DESCRIPTION OF THE TASK: Report all lines from the entries below in which "исследования" appears.

SOURCE RECORDS:
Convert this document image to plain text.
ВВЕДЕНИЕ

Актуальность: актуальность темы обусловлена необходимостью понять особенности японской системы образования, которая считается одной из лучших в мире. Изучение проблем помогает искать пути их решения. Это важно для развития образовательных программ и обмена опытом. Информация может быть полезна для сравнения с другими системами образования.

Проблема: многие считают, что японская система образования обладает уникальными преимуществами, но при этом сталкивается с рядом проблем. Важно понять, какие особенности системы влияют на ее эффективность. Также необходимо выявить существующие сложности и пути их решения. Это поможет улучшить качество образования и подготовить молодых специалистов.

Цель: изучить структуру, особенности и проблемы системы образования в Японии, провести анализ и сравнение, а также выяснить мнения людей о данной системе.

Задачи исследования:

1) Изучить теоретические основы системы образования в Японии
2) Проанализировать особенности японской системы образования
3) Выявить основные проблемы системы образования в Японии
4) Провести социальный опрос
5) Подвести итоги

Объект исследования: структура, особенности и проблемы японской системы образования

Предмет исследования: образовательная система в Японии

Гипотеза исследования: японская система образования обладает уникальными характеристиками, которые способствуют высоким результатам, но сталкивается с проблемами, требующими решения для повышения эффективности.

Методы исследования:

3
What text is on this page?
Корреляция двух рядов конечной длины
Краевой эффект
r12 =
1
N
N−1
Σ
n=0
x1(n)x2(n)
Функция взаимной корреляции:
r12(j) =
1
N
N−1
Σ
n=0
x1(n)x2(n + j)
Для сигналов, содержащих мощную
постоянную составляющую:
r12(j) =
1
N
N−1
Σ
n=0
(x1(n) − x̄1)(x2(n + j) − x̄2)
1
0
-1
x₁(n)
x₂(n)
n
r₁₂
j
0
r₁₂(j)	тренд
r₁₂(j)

THE OUTPUT:
Задачи исследования:
Объект исследования: структура, особенности и проблемы японской системы образования
Предмет исследования: образовательная система в Японии
Гипотеза исследования: японская система образования обладает уникальными характеристиками, которые способствуют высоким результатам, но сталкивается с проблемами, требующими решения для повышения эффективности.
Методы исследования:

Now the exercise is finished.